Whenever a line below holds the word "intercept", copy that line.

** start Extracted material **

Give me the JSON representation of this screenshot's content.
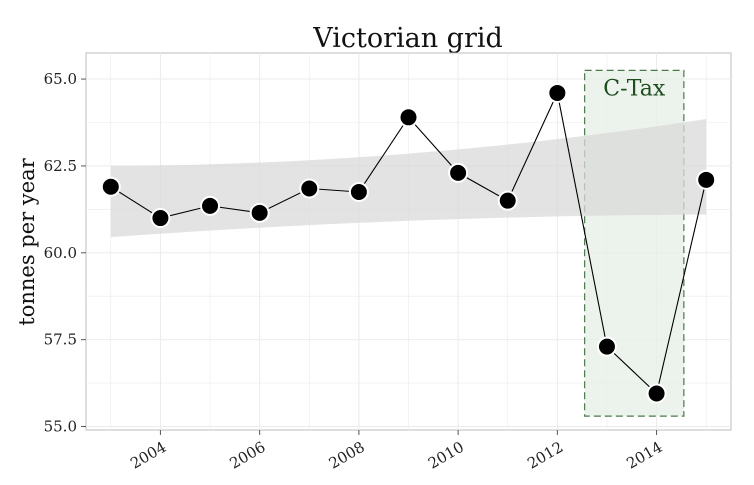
{
  "chart_data": {
    "type": "line",
    "title": "Victorian grid",
    "xlabel": "",
    "ylabel": "tonnes per year",
    "x": [
      2003,
      2004,
      2005,
      2006,
      2007,
      2008,
      2009,
      2010,
      2011,
      2012,
      2013,
      2014,
      2015
    ],
    "series": [
      {
        "values": [
          61.9,
          61.0,
          61.35,
          61.15,
          61.85,
          61.75,
          63.9,
          62.3,
          61.5,
          64.6,
          57.3,
          55.95,
          62.1
        ]
      }
    ],
    "trend_band": {
      "x": [
        2003,
        2015
      ],
      "lower": [
        60.45,
        61.1
      ],
      "upper": [
        62.5,
        63.85
      ]
    },
    "xticks": [
      2004,
      2006,
      2008,
      2010,
      2012,
      2014
    ],
    "xtick_labels": [
      "2004",
      "2006",
      "2008",
      "2010",
      "2012",
      "2014"
    ],
    "yticks": [
      55.0,
      57.5,
      60.0,
      62.5,
      65.0
    ],
    "ytick_labels": [
      "55.0",
      "57.5",
      "60.0",
      "62.5",
      "65.0"
    ],
    "xlim": [
      2002.5,
      2015.5
    ],
    "ylim": [
      54.9,
      65.75
    ],
    "grid": true,
    "annotations": [
      {
        "label": "C-Tax",
        "x_range": [
          2012.55,
          2014.55
        ],
        "y_range": [
          55.3,
          65.25
        ]
      }
    ],
    "colors": {
      "line": "#000000",
      "marker_fill": "#000000",
      "marker_edge": "#ffffff",
      "band": "#d9d9d9",
      "annotation_fill": "#e6efe6",
      "annotation_edge": "#4a7a4a",
      "annotation_text": "#1e4d1e",
      "grid": "#ebebeb",
      "panel_border": "#bdbdbd"
    }
  }
}
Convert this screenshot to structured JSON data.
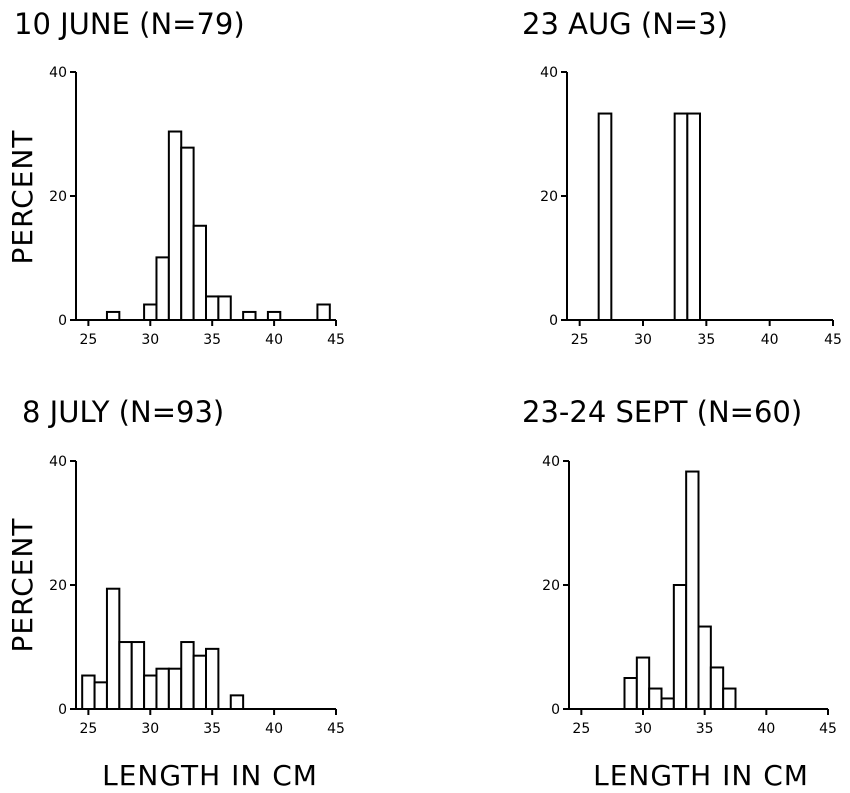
{
  "figure": {
    "ylabel": "PERCENT",
    "xlabel": "LENGTH IN CM"
  },
  "chart_data": [
    {
      "type": "bar",
      "title": "10 JUNE  (N=79)",
      "xlabel": "LENGTH IN CM",
      "ylabel": "PERCENT",
      "xlim": [
        24,
        45
      ],
      "ylim": [
        0,
        40
      ],
      "xticks": [
        25,
        30,
        35,
        40,
        45
      ],
      "yticks": [
        0,
        20,
        40
      ],
      "bin_width": 1,
      "bins": [
        {
          "x": 27,
          "value": 1.3
        },
        {
          "x": 30,
          "value": 2.5
        },
        {
          "x": 31,
          "value": 10.1
        },
        {
          "x": 32,
          "value": 30.4
        },
        {
          "x": 33,
          "value": 27.8
        },
        {
          "x": 34,
          "value": 15.2
        },
        {
          "x": 35,
          "value": 3.8
        },
        {
          "x": 36,
          "value": 3.8
        },
        {
          "x": 38,
          "value": 1.3
        },
        {
          "x": 40,
          "value": 1.3
        },
        {
          "x": 44,
          "value": 2.5
        }
      ]
    },
    {
      "type": "bar",
      "title": "23 AUG   (N=3)",
      "xlabel": "",
      "ylabel": "",
      "xlim": [
        24,
        45
      ],
      "ylim": [
        0,
        40
      ],
      "xticks": [
        25,
        30,
        35,
        40,
        45
      ],
      "yticks": [
        0,
        20,
        40
      ],
      "bin_width": 1,
      "bins": [
        {
          "x": 27,
          "value": 33.3
        },
        {
          "x": 33,
          "value": 33.3
        },
        {
          "x": 34,
          "value": 33.3
        }
      ]
    },
    {
      "type": "bar",
      "title": "8 JULY   (N=93)",
      "xlabel": "LENGTH IN CM",
      "ylabel": "PERCENT",
      "xlim": [
        24,
        45
      ],
      "ylim": [
        0,
        40
      ],
      "xticks": [
        25,
        30,
        35,
        40,
        45
      ],
      "yticks": [
        0,
        20,
        40
      ],
      "bin_width": 1,
      "bins": [
        {
          "x": 25,
          "value": 5.4
        },
        {
          "x": 26,
          "value": 4.3
        },
        {
          "x": 27,
          "value": 19.4
        },
        {
          "x": 28,
          "value": 10.8
        },
        {
          "x": 29,
          "value": 10.8
        },
        {
          "x": 30,
          "value": 5.4
        },
        {
          "x": 31,
          "value": 6.5
        },
        {
          "x": 32,
          "value": 6.5
        },
        {
          "x": 33,
          "value": 10.8
        },
        {
          "x": 34,
          "value": 8.6
        },
        {
          "x": 35,
          "value": 9.7
        },
        {
          "x": 37,
          "value": 2.2
        }
      ]
    },
    {
      "type": "bar",
      "title": "23-24 SEPT (N=60)",
      "xlabel": "LENGTH IN CM",
      "ylabel": "",
      "xlim": [
        24,
        45
      ],
      "ylim": [
        0,
        40
      ],
      "xticks": [
        25,
        30,
        35,
        40,
        45
      ],
      "yticks": [
        0,
        20,
        40
      ],
      "bin_width": 1,
      "bins": [
        {
          "x": 29,
          "value": 5.0
        },
        {
          "x": 30,
          "value": 8.3
        },
        {
          "x": 31,
          "value": 3.3
        },
        {
          "x": 32,
          "value": 1.7
        },
        {
          "x": 33,
          "value": 20.0
        },
        {
          "x": 34,
          "value": 38.3
        },
        {
          "x": 35,
          "value": 13.3
        },
        {
          "x": 36,
          "value": 6.7
        },
        {
          "x": 37,
          "value": 3.3
        }
      ]
    }
  ]
}
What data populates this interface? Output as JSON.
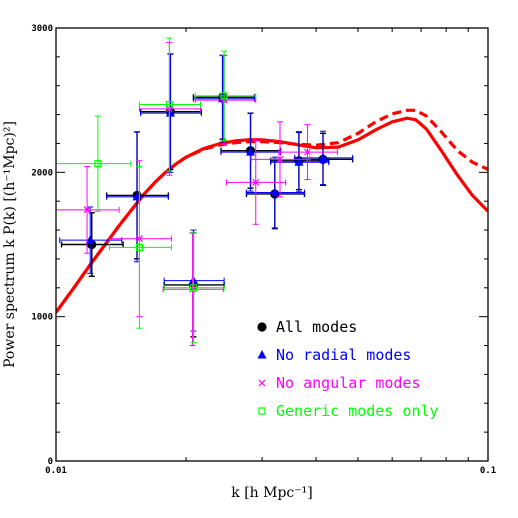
{
  "chart_data": {
    "type": "scatter",
    "title": "",
    "xlabel": "k [h Mpc⁻¹]",
    "ylabel": "Power spectrum k P(k) [(h⁻¹Mpc)²]",
    "xscale": "log",
    "xlim": [
      0.01,
      0.1
    ],
    "ylim": [
      0,
      3000
    ],
    "x_ticks": [
      {
        "v": 0.01,
        "label": "0.01"
      },
      {
        "v": 0.1,
        "label": "0.1"
      }
    ],
    "y_ticks": [
      {
        "v": 0,
        "label": "0"
      },
      {
        "v": 1000,
        "label": "1000"
      },
      {
        "v": 2000,
        "label": "2000"
      },
      {
        "v": 3000,
        "label": "3000"
      }
    ],
    "legend_position": "bottom-right",
    "series": [
      {
        "name": "All modes",
        "color": "#000000",
        "marker": "circle",
        "points": [
          {
            "x": 0.0121,
            "y": 1500,
            "yerr": 220,
            "xlo": 0.0103,
            "xhi": 0.0143
          },
          {
            "x": 0.0154,
            "y": 1840,
            "yerr": 440,
            "xlo": 0.0131,
            "xhi": 0.0182
          },
          {
            "x": 0.0184,
            "y": 2420,
            "yerr": 400,
            "xlo": 0.0157,
            "xhi": 0.0217
          },
          {
            "x": 0.0208,
            "y": 1220,
            "yerr": 360,
            "xlo": 0.0178,
            "xhi": 0.0245
          },
          {
            "x": 0.0243,
            "y": 2520,
            "yerr": 290,
            "xlo": 0.0208,
            "xhi": 0.0288
          },
          {
            "x": 0.0282,
            "y": 2150,
            "yerr": 260,
            "xlo": 0.0241,
            "xhi": 0.0331
          },
          {
            "x": 0.0321,
            "y": 1850,
            "yerr": 240,
            "xlo": 0.0276,
            "xhi": 0.0376
          },
          {
            "x": 0.0365,
            "y": 2080,
            "yerr": 200,
            "xlo": 0.0314,
            "xhi": 0.0428
          },
          {
            "x": 0.0415,
            "y": 2090,
            "yerr": 180,
            "xlo": 0.0357,
            "xhi": 0.0486
          }
        ]
      },
      {
        "name": "No radial modes",
        "color": "#0000ff",
        "marker": "triangle",
        "points": [
          {
            "x": 0.012,
            "y": 1530,
            "yerr": 230,
            "xlo": 0.0102,
            "xhi": 0.0142
          },
          {
            "x": 0.0154,
            "y": 1830,
            "yerr": 450,
            "xlo": 0.0131,
            "xhi": 0.0182
          },
          {
            "x": 0.0184,
            "y": 2410,
            "yerr": 410,
            "xlo": 0.0157,
            "xhi": 0.0217
          },
          {
            "x": 0.0208,
            "y": 1250,
            "yerr": 350,
            "xlo": 0.0178,
            "xhi": 0.0245
          },
          {
            "x": 0.0243,
            "y": 2510,
            "yerr": 300,
            "xlo": 0.0208,
            "xhi": 0.0288
          },
          {
            "x": 0.0282,
            "y": 2140,
            "yerr": 270,
            "xlo": 0.0241,
            "xhi": 0.0331
          },
          {
            "x": 0.0321,
            "y": 1860,
            "yerr": 245,
            "xlo": 0.0276,
            "xhi": 0.0376
          },
          {
            "x": 0.0365,
            "y": 2070,
            "yerr": 205,
            "xlo": 0.0314,
            "xhi": 0.0428
          },
          {
            "x": 0.0415,
            "y": 2100,
            "yerr": 185,
            "xlo": 0.0357,
            "xhi": 0.0486
          }
        ]
      },
      {
        "name": "No angular modes",
        "color": "#ff00ff",
        "marker": "cross",
        "points": [
          {
            "x": 0.0118,
            "y": 1740,
            "yerr": 300,
            "xlo": 0.01,
            "xhi": 0.014
          },
          {
            "x": 0.0156,
            "y": 1540,
            "yerr": 540,
            "xlo": 0.0133,
            "xhi": 0.0185
          },
          {
            "x": 0.0183,
            "y": 2440,
            "yerr": 460,
            "xlo": 0.0156,
            "xhi": 0.0216
          },
          {
            "x": 0.0207,
            "y": 1190,
            "yerr": 390,
            "xlo": 0.0177,
            "xhi": 0.0244
          },
          {
            "x": 0.0245,
            "y": 2500,
            "yerr": 310,
            "xlo": 0.021,
            "xhi": 0.029
          },
          {
            "x": 0.029,
            "y": 1930,
            "yerr": 290,
            "xlo": 0.0248,
            "xhi": 0.034
          },
          {
            "x": 0.033,
            "y": 2090,
            "yerr": 260,
            "xlo": 0.0283,
            "xhi": 0.0387
          },
          {
            "x": 0.0382,
            "y": 2140,
            "yerr": 190,
            "xlo": 0.0328,
            "xhi": 0.0448
          }
        ]
      },
      {
        "name": "Generic modes only",
        "color": "#00ff00",
        "marker": "square",
        "points": [
          {
            "x": 0.0125,
            "y": 2060,
            "yerr": 330,
            "xlo": 0.01,
            "xhi": 0.0149
          },
          {
            "x": 0.0156,
            "y": 1480,
            "yerr": 560,
            "xlo": 0.0133,
            "xhi": 0.0185
          },
          {
            "x": 0.0183,
            "y": 2470,
            "yerr": 460,
            "xlo": 0.0156,
            "xhi": 0.0216
          },
          {
            "x": 0.0208,
            "y": 1200,
            "yerr": 380,
            "xlo": 0.0178,
            "xhi": 0.0245
          },
          {
            "x": 0.0245,
            "y": 2530,
            "yerr": 310,
            "xlo": 0.021,
            "xhi": 0.029
          }
        ]
      }
    ],
    "curves": [
      {
        "style": "solid",
        "color": "#ff0000",
        "x": [
          0.01,
          0.011,
          0.012,
          0.013,
          0.014,
          0.015,
          0.016,
          0.017,
          0.018,
          0.019,
          0.02,
          0.022,
          0.024,
          0.026,
          0.028,
          0.03,
          0.033,
          0.036,
          0.04,
          0.045,
          0.05,
          0.055,
          0.06,
          0.065,
          0.068,
          0.072,
          0.078,
          0.085,
          0.092,
          0.1
        ],
        "y": [
          1030,
          1200,
          1360,
          1500,
          1630,
          1745,
          1850,
          1935,
          2005,
          2060,
          2105,
          2165,
          2200,
          2218,
          2226,
          2225,
          2212,
          2192,
          2170,
          2175,
          2225,
          2295,
          2350,
          2375,
          2365,
          2300,
          2150,
          1980,
          1840,
          1730
        ]
      },
      {
        "style": "dashed",
        "color": "#ff0000",
        "x": [
          0.01,
          0.011,
          0.012,
          0.013,
          0.014,
          0.015,
          0.016,
          0.017,
          0.018,
          0.019,
          0.02,
          0.022,
          0.024,
          0.026,
          0.028,
          0.03,
          0.033,
          0.036,
          0.04,
          0.045,
          0.05,
          0.055,
          0.06,
          0.065,
          0.068,
          0.072,
          0.078,
          0.085,
          0.092,
          0.1
        ],
        "y": [
          1030,
          1200,
          1360,
          1500,
          1630,
          1745,
          1850,
          1935,
          2005,
          2060,
          2105,
          2160,
          2190,
          2205,
          2212,
          2212,
          2206,
          2195,
          2188,
          2205,
          2270,
          2350,
          2405,
          2430,
          2430,
          2390,
          2280,
          2150,
          2070,
          2020
        ]
      }
    ]
  }
}
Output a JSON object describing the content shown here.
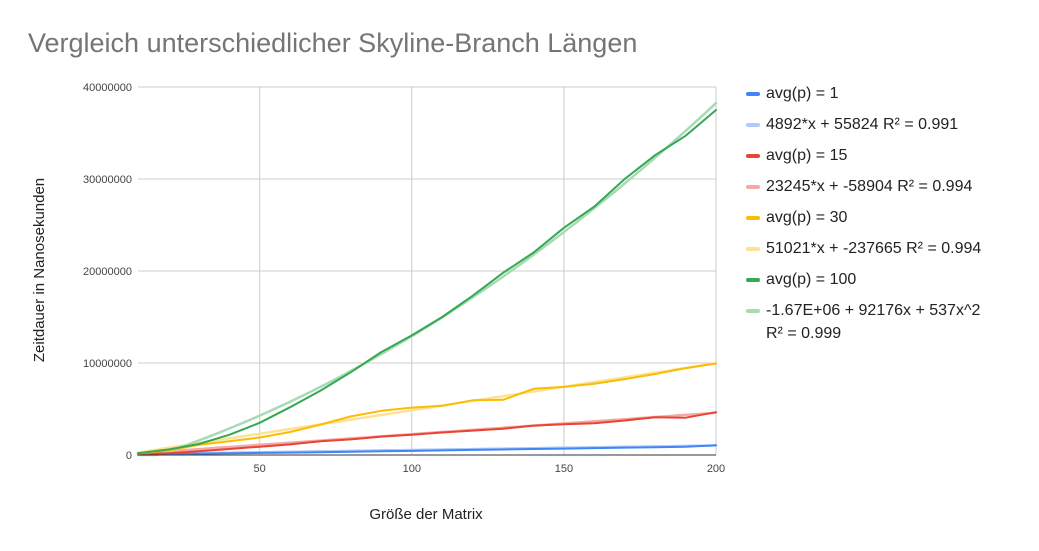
{
  "chart_data": {
    "type": "line",
    "title": "Vergleich unterschiedlicher Skyline-Branch Längen",
    "xlabel": "Größe der Matrix",
    "ylabel": "Zeitdauer in Nanosekunden",
    "xlim": [
      10,
      200
    ],
    "ylim": [
      0,
      40000000
    ],
    "xticks": [
      50,
      100,
      150,
      200
    ],
    "yticks": [
      0,
      10000000,
      20000000,
      30000000,
      40000000
    ],
    "ytick_labels": [
      "0",
      "10000000",
      "20000000",
      "30000000",
      "40000000"
    ],
    "xtick_labels": [
      "50",
      "100",
      "150",
      "200"
    ],
    "grid": true,
    "legend_position": "right",
    "x": [
      10,
      20,
      30,
      40,
      50,
      60,
      70,
      80,
      90,
      100,
      110,
      120,
      130,
      140,
      150,
      160,
      170,
      180,
      190,
      200
    ],
    "series": [
      {
        "name": "avg(p) = 1",
        "color": "#4285f4",
        "kind": "data",
        "values": [
          50000,
          100000,
          150000,
          200000,
          230000,
          260000,
          300000,
          350000,
          400000,
          450000,
          500000,
          550000,
          600000,
          650000,
          700000,
          750000,
          800000,
          850000,
          900000,
          1050000
        ]
      },
      {
        "name": "4892*x + 55824 R² = 0.991",
        "color": "#aecbfa",
        "kind": "trendline",
        "equation": {
          "type": "linear",
          "slope": 4892,
          "intercept": 55824
        }
      },
      {
        "name": "avg(p) = 15",
        "color": "#ea4335",
        "kind": "data",
        "values": [
          100000,
          200000,
          400000,
          650000,
          900000,
          1150000,
          1500000,
          1700000,
          2000000,
          2200000,
          2450000,
          2650000,
          2850000,
          3200000,
          3350000,
          3450000,
          3750000,
          4100000,
          4050000,
          4650000
        ]
      },
      {
        "name": "23245*x + -58904 R² = 0.994",
        "color": "#f4a9a3",
        "kind": "trendline",
        "equation": {
          "type": "linear",
          "slope": 23245,
          "intercept": -58904
        }
      },
      {
        "name": "avg(p) = 30",
        "color": "#fbbc04",
        "kind": "data",
        "values": [
          150000,
          500000,
          1100000,
          1500000,
          1900000,
          2500000,
          3300000,
          4200000,
          4800000,
          5150000,
          5350000,
          5950000,
          6000000,
          7200000,
          7400000,
          7750000,
          8250000,
          8800000,
          9450000,
          9950000
        ]
      },
      {
        "name": "51021*x + -237665 R² = 0.994",
        "color": "#fde293",
        "kind": "trendline",
        "equation": {
          "type": "linear",
          "slope": 51021,
          "intercept": -237665
        }
      },
      {
        "name": "avg(p) = 100",
        "color": "#34a853",
        "kind": "data",
        "values": [
          200000,
          600000,
          1200000,
          2200000,
          3500000,
          5200000,
          7000000,
          9000000,
          11200000,
          13000000,
          15000000,
          17300000,
          19800000,
          22000000,
          24700000,
          27000000,
          30000000,
          32600000,
          34700000,
          37500000
        ]
      },
      {
        "name": "-1.67E+06 + 92176x + 537x^2\nR² = 0.999",
        "color": "#a8dab5",
        "kind": "trendline",
        "equation": {
          "type": "quadratic",
          "c0": -1670000,
          "c1": 92176,
          "c2": 537
        }
      }
    ]
  }
}
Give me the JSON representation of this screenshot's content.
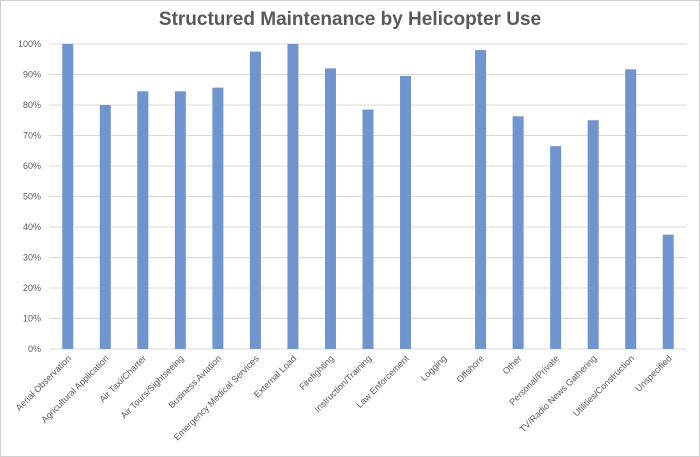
{
  "chart_data": {
    "type": "bar",
    "title": "Structured Maintenance by Helicopter Use",
    "xlabel": "",
    "ylabel": "",
    "categories": [
      "Aerial Observation",
      "Agricultural Application",
      "Air Taxi/Charter",
      "Air Tours/Sightseeing",
      "Business Aviation",
      "Emergency Medical Services",
      "External Load",
      "Firefighting",
      "Instruction/Training",
      "Law Enforcement",
      "Logging",
      "Offshore",
      "Other",
      "Personal/Private",
      "TV/Radio News Gathering",
      "Utilities/Construction",
      "Unspecified"
    ],
    "values": [
      1.0,
      0.8,
      0.845,
      0.845,
      0.857,
      0.975,
      1.0,
      0.92,
      0.785,
      0.895,
      0,
      0.98,
      0.763,
      0.665,
      0.75,
      0.917,
      0.375
    ],
    "ylim": [
      0,
      1
    ],
    "yticks": [
      0,
      0.1,
      0.2,
      0.3,
      0.4,
      0.5,
      0.6,
      0.7,
      0.8,
      0.9,
      1.0
    ],
    "ytick_labels": [
      "0%",
      "10%",
      "20%",
      "30%",
      "40%",
      "50%",
      "60%",
      "70%",
      "80%",
      "90%",
      "100%"
    ],
    "grid": true,
    "legend": "none",
    "colors": {
      "bar": "#7094cd",
      "grid": "#d9d9d9",
      "text": "#595959"
    }
  }
}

** end Extracted material **

Exercise result:
          "intercept": 55824
          "intercept": -58904
          "intercept": -237665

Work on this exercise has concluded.